• [Problem requirements]:
Count how many lines contain "class" and reply with that number only.

════════

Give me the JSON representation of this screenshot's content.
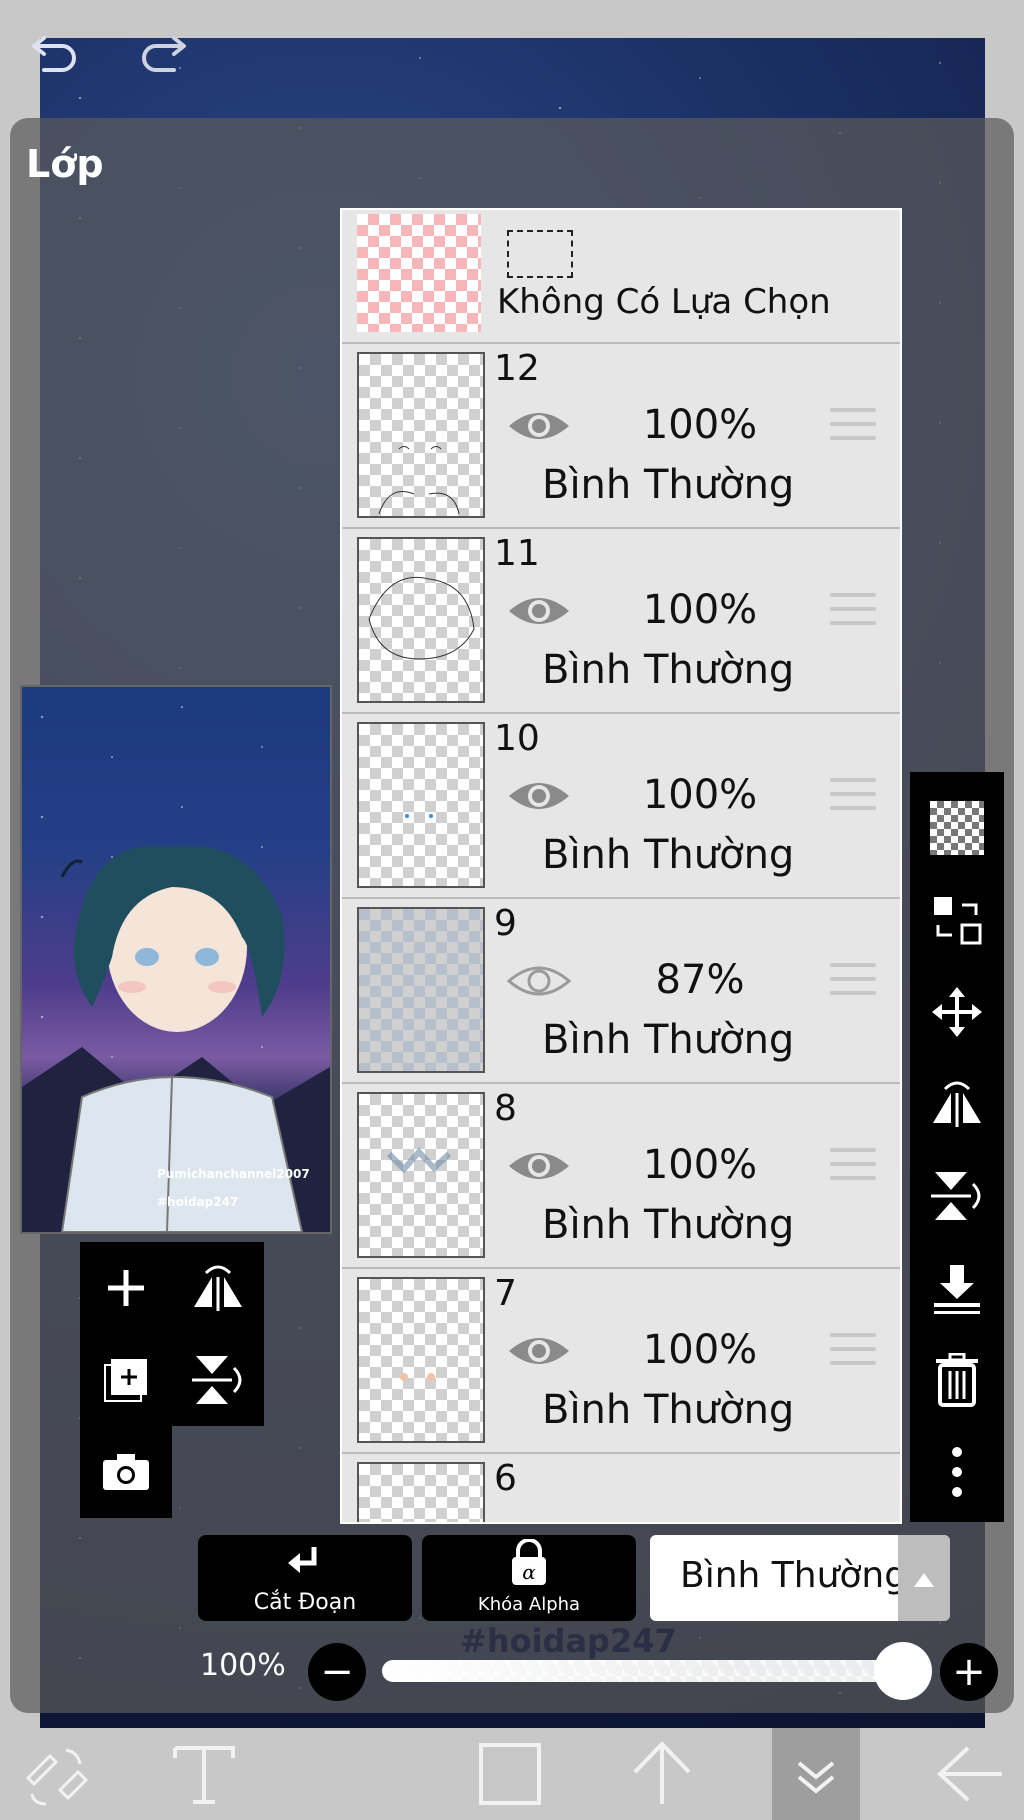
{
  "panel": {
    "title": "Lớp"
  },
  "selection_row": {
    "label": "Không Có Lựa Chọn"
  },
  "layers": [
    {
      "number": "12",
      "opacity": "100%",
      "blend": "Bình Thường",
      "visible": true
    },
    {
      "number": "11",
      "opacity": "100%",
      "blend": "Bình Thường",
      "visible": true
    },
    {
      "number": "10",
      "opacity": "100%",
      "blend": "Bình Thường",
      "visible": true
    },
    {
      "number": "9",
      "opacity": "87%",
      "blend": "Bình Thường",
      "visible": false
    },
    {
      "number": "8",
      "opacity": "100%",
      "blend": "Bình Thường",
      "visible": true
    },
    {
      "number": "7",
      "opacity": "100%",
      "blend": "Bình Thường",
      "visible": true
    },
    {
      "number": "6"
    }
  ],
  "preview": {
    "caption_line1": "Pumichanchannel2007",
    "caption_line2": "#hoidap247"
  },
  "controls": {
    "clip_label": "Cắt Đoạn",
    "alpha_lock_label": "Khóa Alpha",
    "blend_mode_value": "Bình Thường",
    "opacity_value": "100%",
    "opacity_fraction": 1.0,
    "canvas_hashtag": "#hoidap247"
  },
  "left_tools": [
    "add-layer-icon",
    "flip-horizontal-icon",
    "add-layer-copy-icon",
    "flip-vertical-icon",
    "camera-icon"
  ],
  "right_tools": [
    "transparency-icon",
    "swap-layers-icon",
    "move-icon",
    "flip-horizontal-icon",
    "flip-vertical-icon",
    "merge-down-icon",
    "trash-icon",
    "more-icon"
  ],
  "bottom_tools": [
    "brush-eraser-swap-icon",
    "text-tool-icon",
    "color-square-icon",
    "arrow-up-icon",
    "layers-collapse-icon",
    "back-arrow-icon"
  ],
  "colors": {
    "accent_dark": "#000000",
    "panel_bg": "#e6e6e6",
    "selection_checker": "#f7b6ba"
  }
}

════════

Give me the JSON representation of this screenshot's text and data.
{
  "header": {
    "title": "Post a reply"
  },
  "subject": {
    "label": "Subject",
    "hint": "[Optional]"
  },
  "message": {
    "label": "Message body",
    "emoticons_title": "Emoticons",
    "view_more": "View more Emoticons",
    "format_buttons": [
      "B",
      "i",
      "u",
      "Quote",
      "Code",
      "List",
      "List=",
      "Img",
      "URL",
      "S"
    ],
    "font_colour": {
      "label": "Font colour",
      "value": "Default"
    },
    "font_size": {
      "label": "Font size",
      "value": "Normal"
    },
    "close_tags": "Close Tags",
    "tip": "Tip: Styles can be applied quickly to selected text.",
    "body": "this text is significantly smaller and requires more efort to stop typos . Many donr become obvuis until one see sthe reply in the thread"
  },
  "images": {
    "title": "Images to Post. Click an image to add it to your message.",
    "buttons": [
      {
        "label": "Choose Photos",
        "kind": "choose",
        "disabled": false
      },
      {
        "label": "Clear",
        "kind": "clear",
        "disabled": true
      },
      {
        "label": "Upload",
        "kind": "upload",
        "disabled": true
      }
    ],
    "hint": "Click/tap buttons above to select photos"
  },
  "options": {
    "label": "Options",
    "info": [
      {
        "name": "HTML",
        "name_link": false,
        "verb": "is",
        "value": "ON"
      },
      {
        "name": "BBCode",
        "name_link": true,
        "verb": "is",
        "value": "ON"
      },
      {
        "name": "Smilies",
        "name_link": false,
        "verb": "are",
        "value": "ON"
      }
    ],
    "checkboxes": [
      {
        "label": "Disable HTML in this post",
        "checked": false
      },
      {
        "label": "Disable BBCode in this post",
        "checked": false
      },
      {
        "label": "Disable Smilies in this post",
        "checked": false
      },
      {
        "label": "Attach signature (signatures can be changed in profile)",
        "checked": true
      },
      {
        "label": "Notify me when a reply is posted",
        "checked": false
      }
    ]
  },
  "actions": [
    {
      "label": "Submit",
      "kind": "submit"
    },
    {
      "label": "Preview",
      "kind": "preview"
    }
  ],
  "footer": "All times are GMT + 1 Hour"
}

════════

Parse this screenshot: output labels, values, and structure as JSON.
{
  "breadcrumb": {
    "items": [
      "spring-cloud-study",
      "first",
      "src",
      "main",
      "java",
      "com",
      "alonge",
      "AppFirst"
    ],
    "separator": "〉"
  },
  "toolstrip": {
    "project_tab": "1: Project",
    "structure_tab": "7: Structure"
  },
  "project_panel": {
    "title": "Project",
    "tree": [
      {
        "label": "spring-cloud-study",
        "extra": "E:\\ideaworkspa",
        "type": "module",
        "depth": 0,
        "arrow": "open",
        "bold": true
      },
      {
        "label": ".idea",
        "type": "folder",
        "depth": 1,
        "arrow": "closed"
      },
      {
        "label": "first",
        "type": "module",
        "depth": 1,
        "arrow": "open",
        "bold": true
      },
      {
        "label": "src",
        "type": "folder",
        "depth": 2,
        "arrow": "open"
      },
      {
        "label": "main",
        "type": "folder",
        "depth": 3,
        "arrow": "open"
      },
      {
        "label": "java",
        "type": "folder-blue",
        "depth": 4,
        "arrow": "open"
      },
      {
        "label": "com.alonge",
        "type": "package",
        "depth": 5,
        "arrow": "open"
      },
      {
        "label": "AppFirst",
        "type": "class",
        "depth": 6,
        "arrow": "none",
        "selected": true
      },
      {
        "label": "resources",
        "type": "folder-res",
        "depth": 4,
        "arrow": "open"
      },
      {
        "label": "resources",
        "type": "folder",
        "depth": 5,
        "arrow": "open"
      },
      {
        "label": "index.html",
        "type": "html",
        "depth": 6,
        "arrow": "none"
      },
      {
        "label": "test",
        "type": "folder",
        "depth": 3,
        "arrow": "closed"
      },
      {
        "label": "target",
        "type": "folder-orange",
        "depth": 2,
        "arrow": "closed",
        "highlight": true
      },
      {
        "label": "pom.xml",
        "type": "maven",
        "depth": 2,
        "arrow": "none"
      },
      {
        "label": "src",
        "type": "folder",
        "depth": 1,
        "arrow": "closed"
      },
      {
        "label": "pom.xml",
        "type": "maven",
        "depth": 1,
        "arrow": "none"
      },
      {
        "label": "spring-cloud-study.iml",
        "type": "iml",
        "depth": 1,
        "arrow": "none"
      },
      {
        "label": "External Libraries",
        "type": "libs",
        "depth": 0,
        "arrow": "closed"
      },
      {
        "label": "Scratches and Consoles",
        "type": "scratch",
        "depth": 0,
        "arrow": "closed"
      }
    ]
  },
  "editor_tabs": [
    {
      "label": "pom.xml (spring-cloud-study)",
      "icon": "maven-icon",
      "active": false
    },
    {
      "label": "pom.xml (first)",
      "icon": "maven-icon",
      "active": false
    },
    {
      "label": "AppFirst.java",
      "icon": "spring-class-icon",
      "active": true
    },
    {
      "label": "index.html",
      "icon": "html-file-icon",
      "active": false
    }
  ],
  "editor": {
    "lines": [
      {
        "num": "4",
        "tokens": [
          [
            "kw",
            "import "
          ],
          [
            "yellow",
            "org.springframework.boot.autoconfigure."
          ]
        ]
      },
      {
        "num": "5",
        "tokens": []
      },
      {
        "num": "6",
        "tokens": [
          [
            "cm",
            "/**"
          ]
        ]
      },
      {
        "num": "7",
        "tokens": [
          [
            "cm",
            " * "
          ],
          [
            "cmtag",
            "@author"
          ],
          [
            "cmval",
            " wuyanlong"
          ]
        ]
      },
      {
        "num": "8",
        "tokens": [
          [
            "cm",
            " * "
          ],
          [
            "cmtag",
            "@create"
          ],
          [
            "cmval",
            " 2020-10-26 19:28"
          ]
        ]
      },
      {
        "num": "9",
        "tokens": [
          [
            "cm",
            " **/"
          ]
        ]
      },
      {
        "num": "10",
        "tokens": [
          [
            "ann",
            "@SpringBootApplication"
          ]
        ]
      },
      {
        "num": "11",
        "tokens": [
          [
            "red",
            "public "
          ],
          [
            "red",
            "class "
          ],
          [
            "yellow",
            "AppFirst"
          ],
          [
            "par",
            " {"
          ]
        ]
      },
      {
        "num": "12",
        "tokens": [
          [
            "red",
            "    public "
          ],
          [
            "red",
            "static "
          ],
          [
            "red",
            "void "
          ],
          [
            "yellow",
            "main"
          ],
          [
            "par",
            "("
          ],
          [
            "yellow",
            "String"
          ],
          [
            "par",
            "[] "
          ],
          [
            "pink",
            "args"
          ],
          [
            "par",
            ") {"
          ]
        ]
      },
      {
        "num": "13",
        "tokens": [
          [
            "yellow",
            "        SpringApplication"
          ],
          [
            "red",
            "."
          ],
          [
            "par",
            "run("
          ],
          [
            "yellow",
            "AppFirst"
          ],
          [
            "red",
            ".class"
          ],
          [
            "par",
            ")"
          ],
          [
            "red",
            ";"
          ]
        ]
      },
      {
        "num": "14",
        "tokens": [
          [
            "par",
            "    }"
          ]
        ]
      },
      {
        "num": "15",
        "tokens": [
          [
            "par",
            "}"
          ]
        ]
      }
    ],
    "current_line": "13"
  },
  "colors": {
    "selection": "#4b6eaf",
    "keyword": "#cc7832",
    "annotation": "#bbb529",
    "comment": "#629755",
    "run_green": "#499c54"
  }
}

════════

• [Response for this exercise]:
4